» RECORDS FOR THE EXERCISE
Start
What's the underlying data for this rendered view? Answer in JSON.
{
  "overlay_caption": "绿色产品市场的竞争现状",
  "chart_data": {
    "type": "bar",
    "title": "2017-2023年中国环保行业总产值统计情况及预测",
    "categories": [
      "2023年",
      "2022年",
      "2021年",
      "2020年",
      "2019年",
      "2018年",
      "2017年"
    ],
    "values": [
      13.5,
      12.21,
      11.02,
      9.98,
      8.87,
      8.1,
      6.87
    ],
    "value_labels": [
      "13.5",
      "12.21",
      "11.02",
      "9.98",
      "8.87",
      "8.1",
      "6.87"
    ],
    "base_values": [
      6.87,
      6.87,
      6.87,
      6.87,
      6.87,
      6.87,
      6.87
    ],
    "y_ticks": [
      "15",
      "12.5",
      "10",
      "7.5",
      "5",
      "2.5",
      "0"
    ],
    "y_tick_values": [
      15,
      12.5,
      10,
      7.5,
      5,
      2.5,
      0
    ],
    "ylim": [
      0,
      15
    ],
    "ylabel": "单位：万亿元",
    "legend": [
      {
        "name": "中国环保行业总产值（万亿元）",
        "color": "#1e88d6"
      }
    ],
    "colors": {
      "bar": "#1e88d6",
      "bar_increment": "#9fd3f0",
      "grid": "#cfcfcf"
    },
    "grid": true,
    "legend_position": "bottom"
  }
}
End
» EXERCISE GOAL
Your task is to reproduce the whole listing exactly.

» TASK RESULT
What's the underlying data for this rendered view? Answer in JSON.
{
  "overlay_caption": "绿色产品市场的竞争现状",
  "chart_data": {
    "type": "bar",
    "title": "2017-2023年中国环保行业总产值统计情况及预测",
    "categories": [
      "2023年",
      "2022年",
      "2021年",
      "2020年",
      "2019年",
      "2018年",
      "2017年"
    ],
    "values": [
      13.5,
      12.21,
      11.02,
      9.98,
      8.87,
      8.1,
      6.87
    ],
    "value_labels": [
      "13.5",
      "12.21",
      "11.02",
      "9.98",
      "8.87",
      "8.1",
      "6.87"
    ],
    "base_values": [
      6.87,
      6.87,
      6.87,
      6.87,
      6.87,
      6.87,
      6.87
    ],
    "y_ticks": [
      "15",
      "12.5",
      "10",
      "7.5",
      "5",
      "2.5",
      "0"
    ],
    "y_tick_values": [
      15,
      12.5,
      10,
      7.5,
      5,
      2.5,
      0
    ],
    "ylim": [
      0,
      15
    ],
    "ylabel": "单位：万亿元",
    "legend": [
      {
        "name": "中国环保行业总产值（万亿元）",
        "color": "#1e88d6"
      }
    ],
    "colors": {
      "bar": "#1e88d6",
      "bar_increment": "#9fd3f0",
      "grid": "#cfcfcf"
    },
    "grid": true,
    "legend_position": "bottom"
  }
}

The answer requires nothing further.